Given problem — Return the count of lines that hold the string "주요의견", with no other words.

Task data —
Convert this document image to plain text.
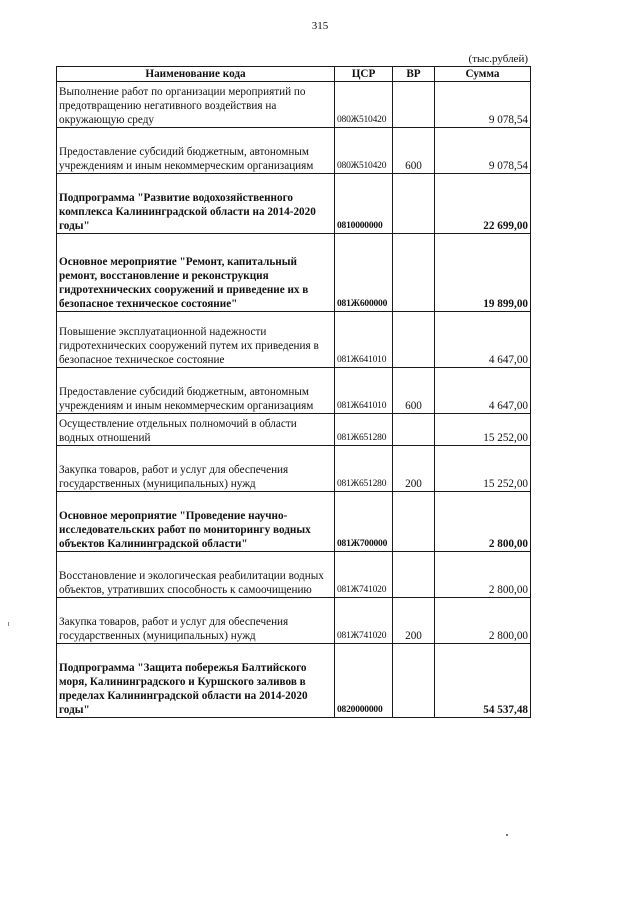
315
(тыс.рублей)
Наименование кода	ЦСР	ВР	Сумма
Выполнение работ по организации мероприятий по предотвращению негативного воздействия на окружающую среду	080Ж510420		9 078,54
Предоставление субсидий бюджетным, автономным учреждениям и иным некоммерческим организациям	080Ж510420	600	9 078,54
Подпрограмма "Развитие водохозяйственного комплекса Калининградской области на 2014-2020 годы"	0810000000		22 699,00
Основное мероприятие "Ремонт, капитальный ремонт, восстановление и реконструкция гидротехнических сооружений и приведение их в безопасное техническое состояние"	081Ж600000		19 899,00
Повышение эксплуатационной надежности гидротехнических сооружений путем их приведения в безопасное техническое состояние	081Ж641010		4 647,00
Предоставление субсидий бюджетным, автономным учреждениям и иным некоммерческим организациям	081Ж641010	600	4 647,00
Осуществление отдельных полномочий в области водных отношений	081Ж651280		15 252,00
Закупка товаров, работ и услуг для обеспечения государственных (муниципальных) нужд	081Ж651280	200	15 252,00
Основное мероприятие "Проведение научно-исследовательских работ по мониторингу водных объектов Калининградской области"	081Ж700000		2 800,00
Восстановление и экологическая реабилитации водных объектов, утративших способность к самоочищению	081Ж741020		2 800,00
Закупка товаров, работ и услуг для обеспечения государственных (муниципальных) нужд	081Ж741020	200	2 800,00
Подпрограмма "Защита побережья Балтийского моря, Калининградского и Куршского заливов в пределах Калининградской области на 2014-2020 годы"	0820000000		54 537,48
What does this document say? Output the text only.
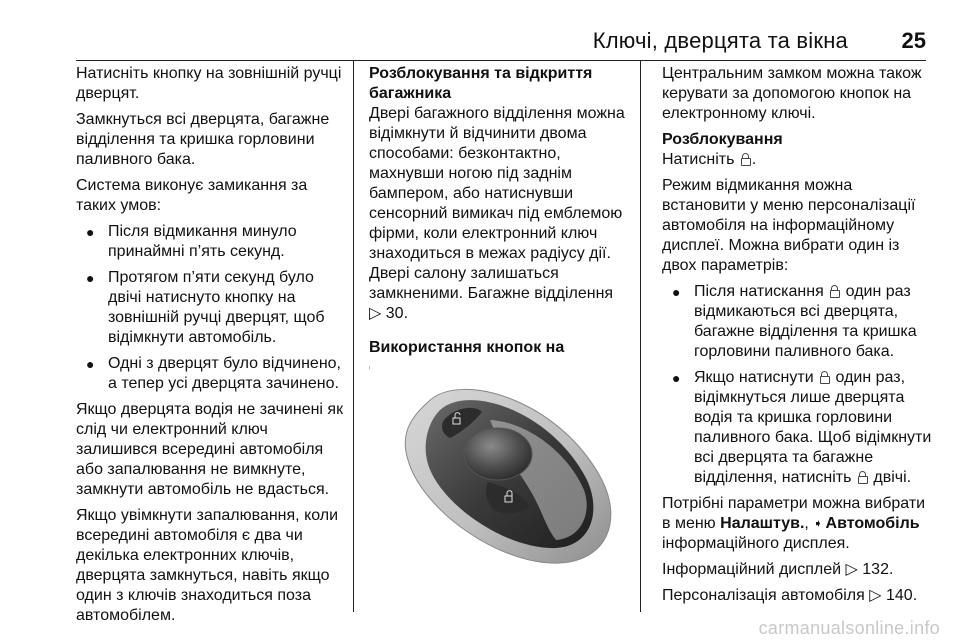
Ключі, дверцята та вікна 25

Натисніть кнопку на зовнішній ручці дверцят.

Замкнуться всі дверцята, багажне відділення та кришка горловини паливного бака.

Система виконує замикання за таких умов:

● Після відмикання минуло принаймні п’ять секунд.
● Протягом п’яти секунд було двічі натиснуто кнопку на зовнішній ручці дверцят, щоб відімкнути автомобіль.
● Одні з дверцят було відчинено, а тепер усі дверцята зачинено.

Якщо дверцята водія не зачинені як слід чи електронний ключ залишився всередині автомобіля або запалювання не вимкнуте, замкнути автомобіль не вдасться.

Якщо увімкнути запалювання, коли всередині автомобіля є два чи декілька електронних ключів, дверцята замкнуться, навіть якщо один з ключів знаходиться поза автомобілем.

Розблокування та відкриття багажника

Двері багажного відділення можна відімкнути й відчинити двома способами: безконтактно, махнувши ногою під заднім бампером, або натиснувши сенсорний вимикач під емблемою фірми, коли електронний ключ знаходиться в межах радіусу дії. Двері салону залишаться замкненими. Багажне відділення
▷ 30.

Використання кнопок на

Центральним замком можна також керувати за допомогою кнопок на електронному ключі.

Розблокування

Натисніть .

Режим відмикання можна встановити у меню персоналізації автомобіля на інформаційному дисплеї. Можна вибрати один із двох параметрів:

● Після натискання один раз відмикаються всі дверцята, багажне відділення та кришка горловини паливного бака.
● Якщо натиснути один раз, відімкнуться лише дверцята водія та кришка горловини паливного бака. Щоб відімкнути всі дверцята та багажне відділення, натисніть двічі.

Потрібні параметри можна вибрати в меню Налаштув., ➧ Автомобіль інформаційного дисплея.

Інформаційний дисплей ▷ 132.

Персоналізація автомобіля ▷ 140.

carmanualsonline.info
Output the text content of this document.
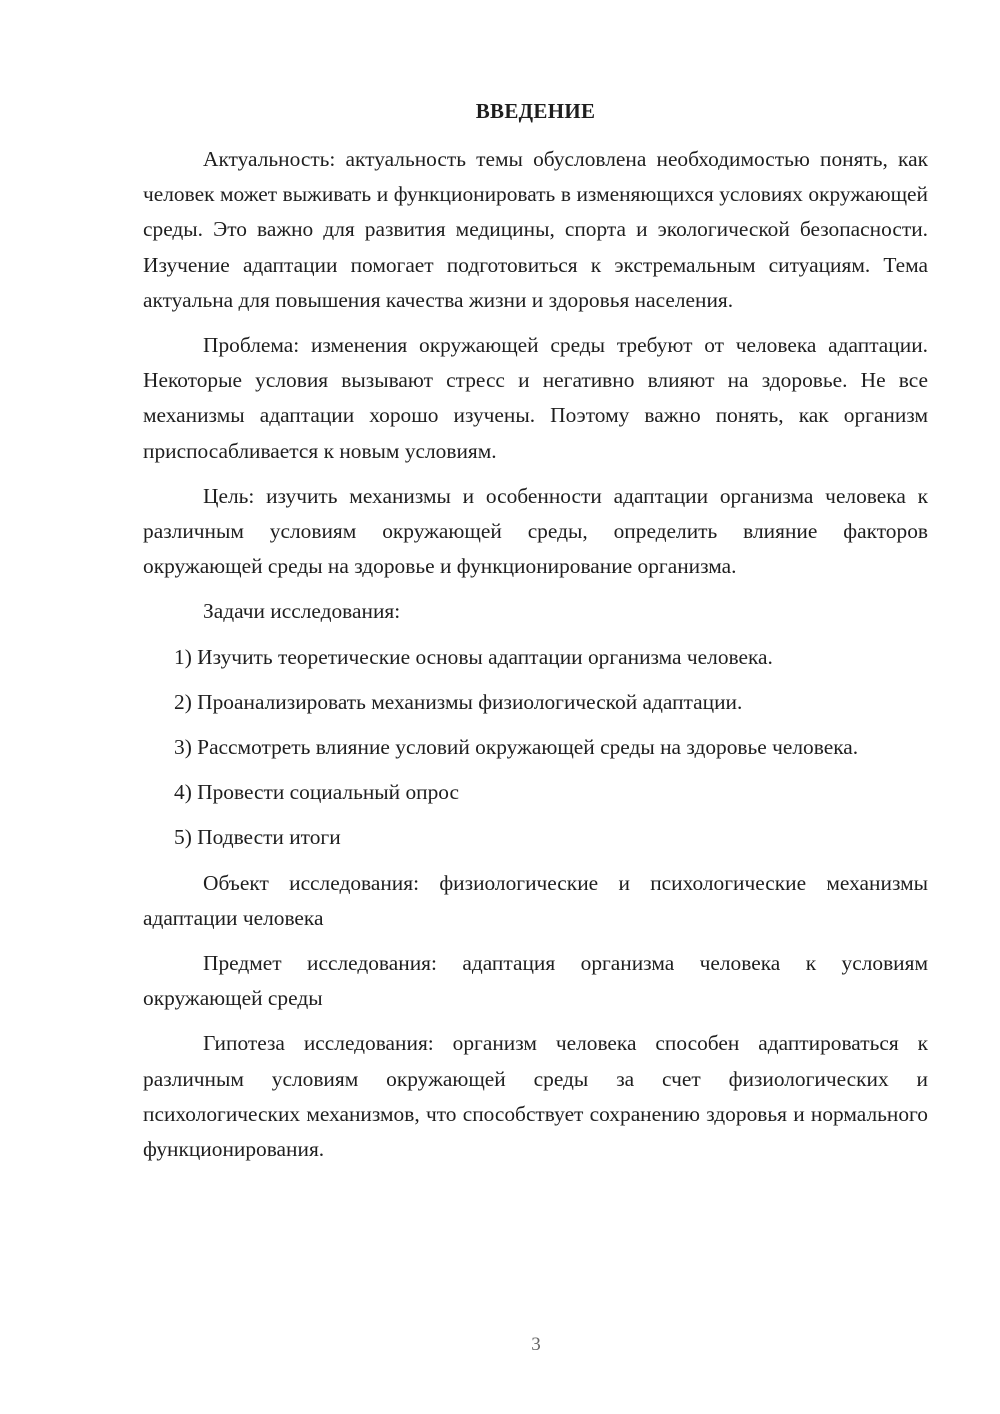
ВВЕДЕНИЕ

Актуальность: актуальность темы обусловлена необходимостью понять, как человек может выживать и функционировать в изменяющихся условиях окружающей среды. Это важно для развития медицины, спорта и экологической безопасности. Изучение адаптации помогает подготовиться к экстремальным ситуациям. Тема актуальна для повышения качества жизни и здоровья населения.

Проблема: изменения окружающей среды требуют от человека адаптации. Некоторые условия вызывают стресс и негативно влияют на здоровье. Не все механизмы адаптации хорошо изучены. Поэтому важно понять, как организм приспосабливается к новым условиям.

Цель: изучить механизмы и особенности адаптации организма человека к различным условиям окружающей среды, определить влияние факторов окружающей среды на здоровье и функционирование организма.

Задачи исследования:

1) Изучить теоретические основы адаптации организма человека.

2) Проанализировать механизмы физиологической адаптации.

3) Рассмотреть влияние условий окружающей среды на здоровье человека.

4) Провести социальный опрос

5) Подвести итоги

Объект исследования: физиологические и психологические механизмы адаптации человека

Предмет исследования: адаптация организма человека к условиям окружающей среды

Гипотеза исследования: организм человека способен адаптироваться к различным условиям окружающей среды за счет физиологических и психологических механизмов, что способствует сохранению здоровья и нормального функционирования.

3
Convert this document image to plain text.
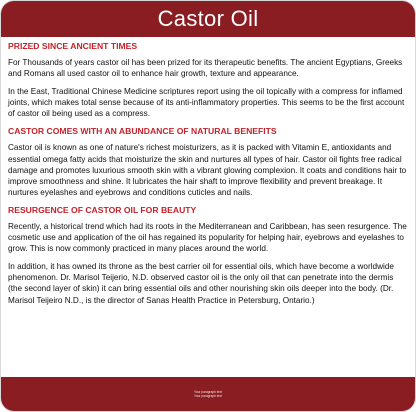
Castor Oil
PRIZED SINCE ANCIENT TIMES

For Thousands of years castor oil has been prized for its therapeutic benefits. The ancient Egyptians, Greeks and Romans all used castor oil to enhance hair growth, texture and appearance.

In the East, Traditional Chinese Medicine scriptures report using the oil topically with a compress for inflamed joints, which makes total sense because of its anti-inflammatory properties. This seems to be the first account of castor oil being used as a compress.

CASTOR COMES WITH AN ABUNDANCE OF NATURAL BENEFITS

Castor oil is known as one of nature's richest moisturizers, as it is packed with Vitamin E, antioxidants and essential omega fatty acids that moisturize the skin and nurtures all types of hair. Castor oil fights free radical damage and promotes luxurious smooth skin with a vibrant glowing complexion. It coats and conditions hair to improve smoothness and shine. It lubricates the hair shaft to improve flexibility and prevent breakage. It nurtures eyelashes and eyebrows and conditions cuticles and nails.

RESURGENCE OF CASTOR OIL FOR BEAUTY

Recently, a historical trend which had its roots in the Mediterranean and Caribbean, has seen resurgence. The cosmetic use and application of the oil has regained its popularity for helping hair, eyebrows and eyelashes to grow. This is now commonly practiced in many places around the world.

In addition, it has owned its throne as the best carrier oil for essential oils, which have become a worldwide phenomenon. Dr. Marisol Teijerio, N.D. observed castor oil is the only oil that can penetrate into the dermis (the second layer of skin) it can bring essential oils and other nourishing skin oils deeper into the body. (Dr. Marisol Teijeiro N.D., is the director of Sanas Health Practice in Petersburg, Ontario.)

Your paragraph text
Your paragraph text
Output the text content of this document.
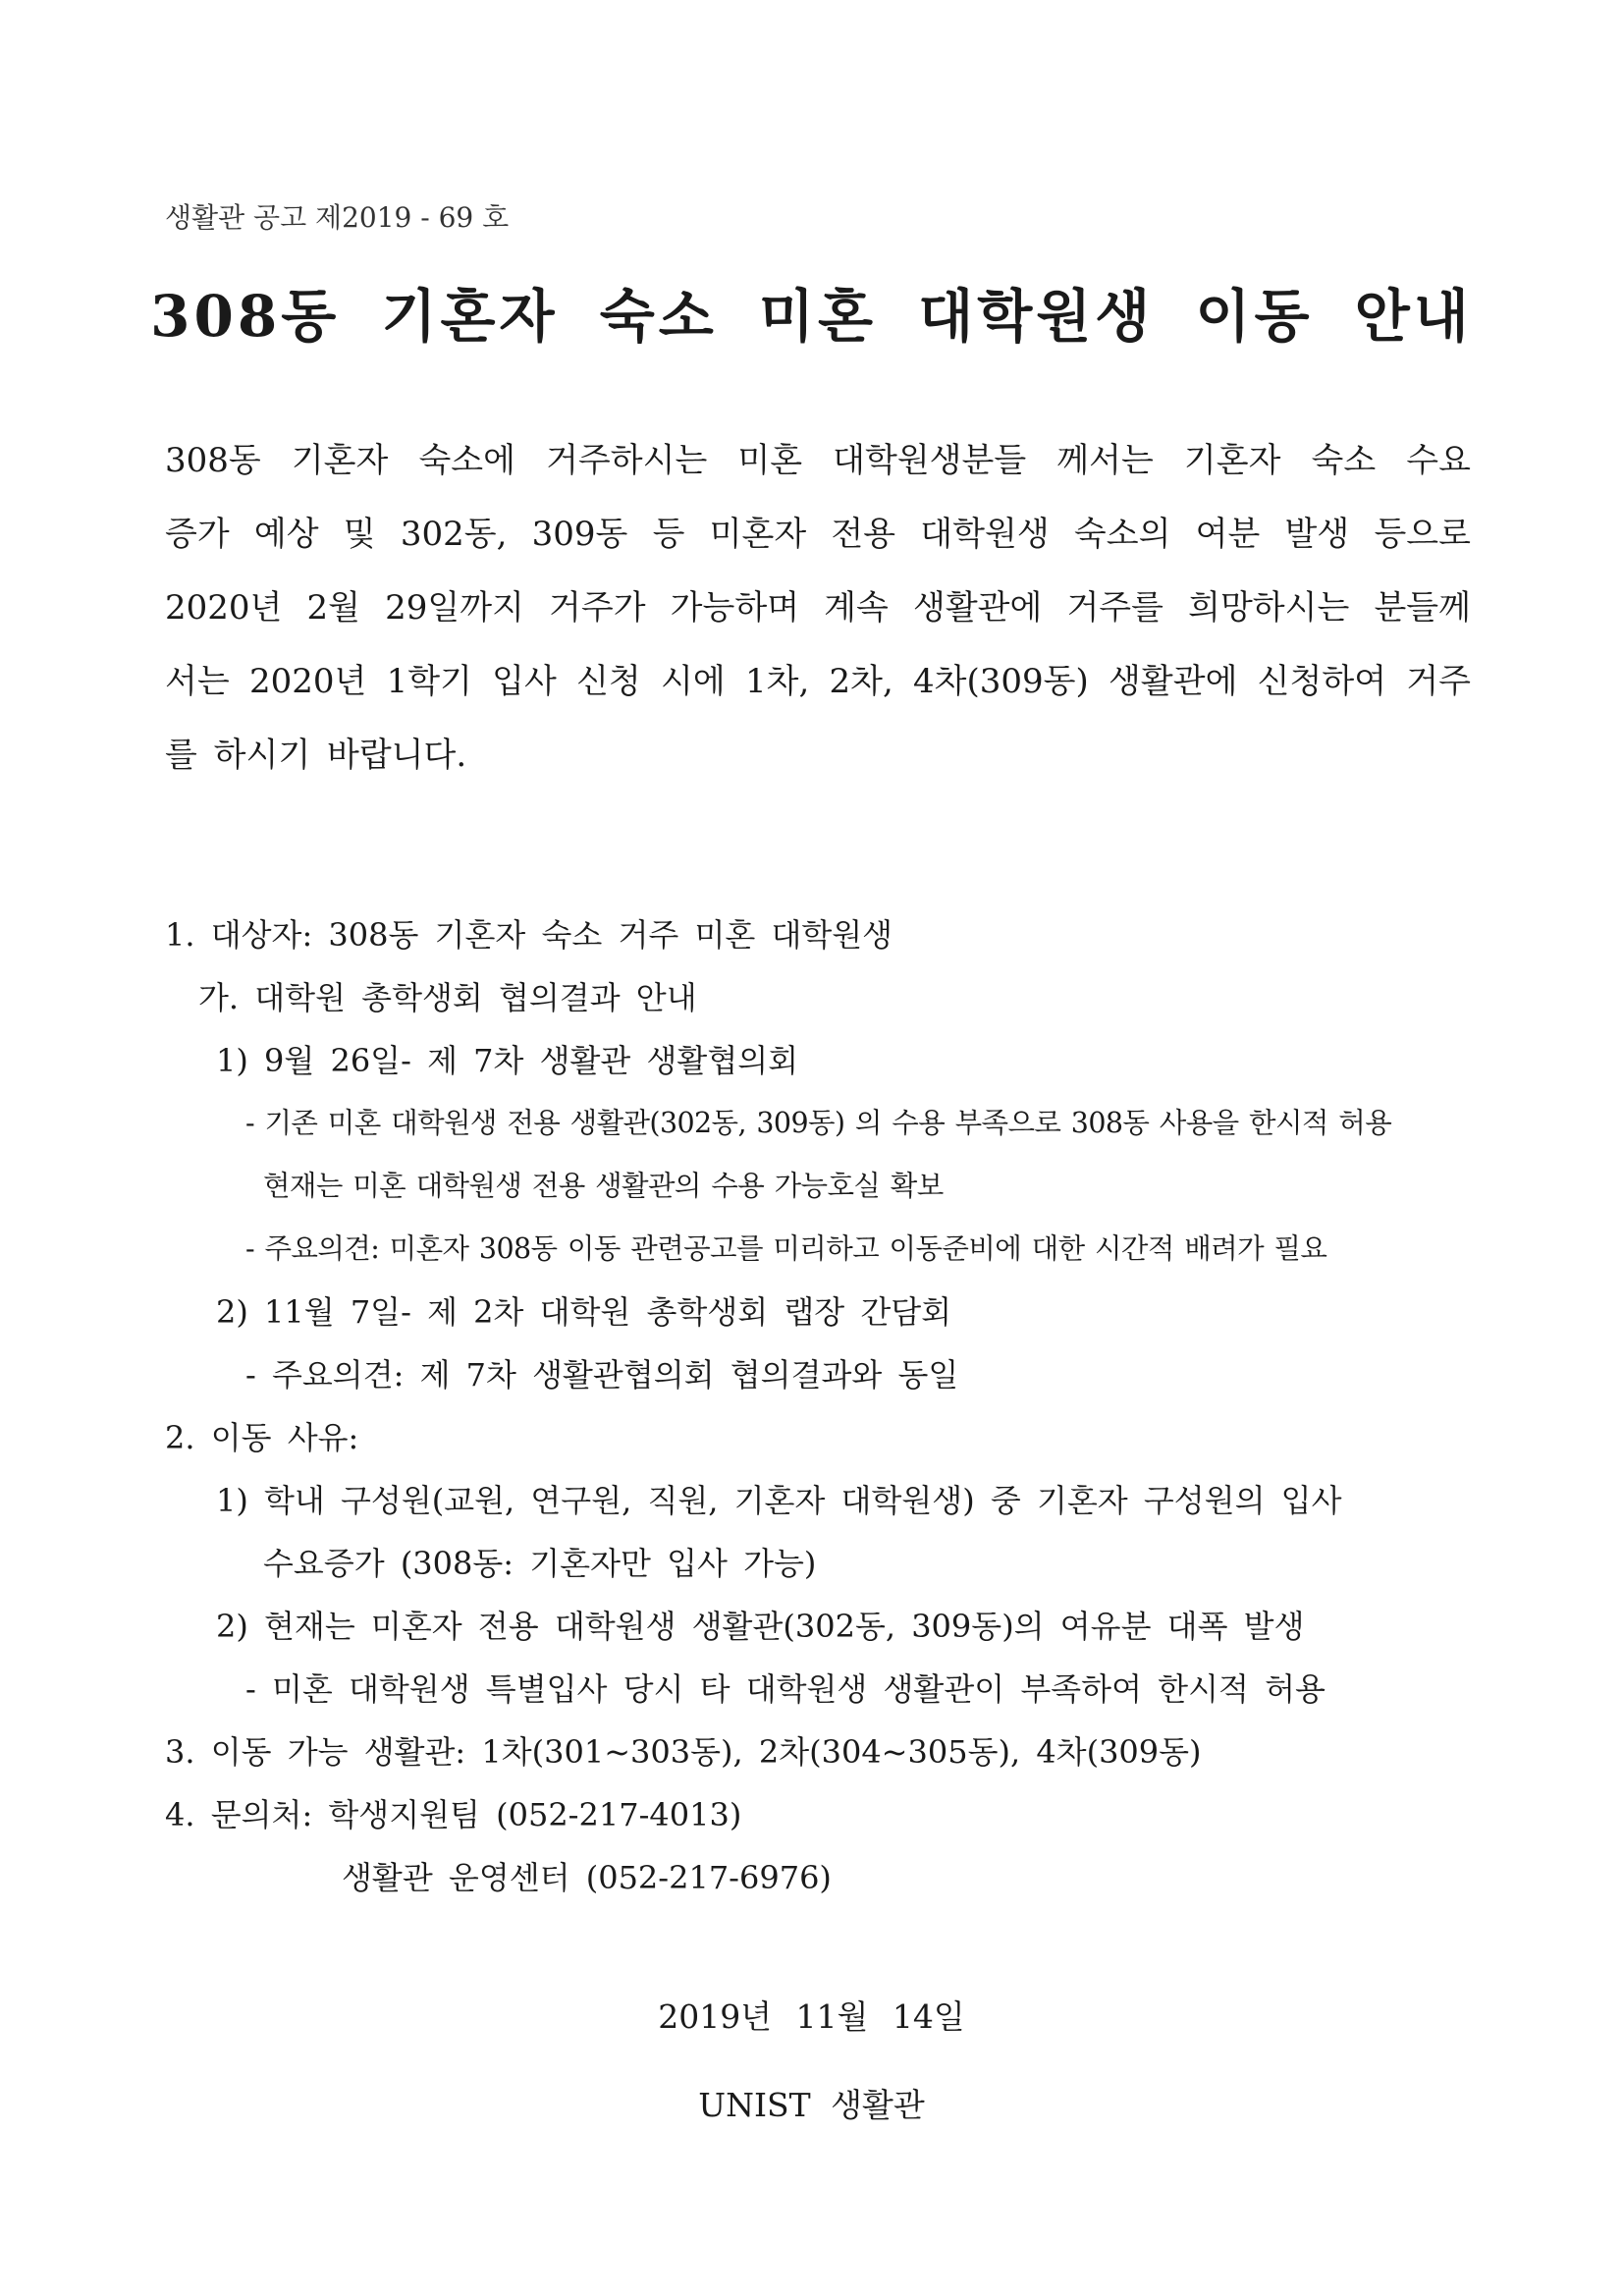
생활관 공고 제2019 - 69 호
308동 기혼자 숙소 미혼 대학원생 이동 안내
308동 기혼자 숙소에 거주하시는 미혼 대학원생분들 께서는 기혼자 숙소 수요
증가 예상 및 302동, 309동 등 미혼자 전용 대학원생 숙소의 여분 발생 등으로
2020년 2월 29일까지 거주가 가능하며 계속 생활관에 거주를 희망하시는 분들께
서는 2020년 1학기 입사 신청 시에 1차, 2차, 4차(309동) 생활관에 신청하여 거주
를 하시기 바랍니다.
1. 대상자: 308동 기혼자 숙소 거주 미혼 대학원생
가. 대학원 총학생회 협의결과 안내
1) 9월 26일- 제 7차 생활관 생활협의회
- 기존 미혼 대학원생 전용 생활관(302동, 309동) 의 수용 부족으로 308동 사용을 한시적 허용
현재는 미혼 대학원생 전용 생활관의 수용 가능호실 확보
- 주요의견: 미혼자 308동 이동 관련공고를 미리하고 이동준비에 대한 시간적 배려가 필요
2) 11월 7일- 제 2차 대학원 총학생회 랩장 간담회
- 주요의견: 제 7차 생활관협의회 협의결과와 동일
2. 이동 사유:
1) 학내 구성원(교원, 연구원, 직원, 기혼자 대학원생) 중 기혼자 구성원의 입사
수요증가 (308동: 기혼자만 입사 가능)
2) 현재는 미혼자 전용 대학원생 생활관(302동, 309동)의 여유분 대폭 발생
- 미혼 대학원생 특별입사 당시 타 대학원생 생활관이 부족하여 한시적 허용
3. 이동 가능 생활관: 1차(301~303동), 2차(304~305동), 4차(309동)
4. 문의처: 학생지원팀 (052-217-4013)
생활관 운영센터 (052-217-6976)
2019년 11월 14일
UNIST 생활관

Exercise answer — 2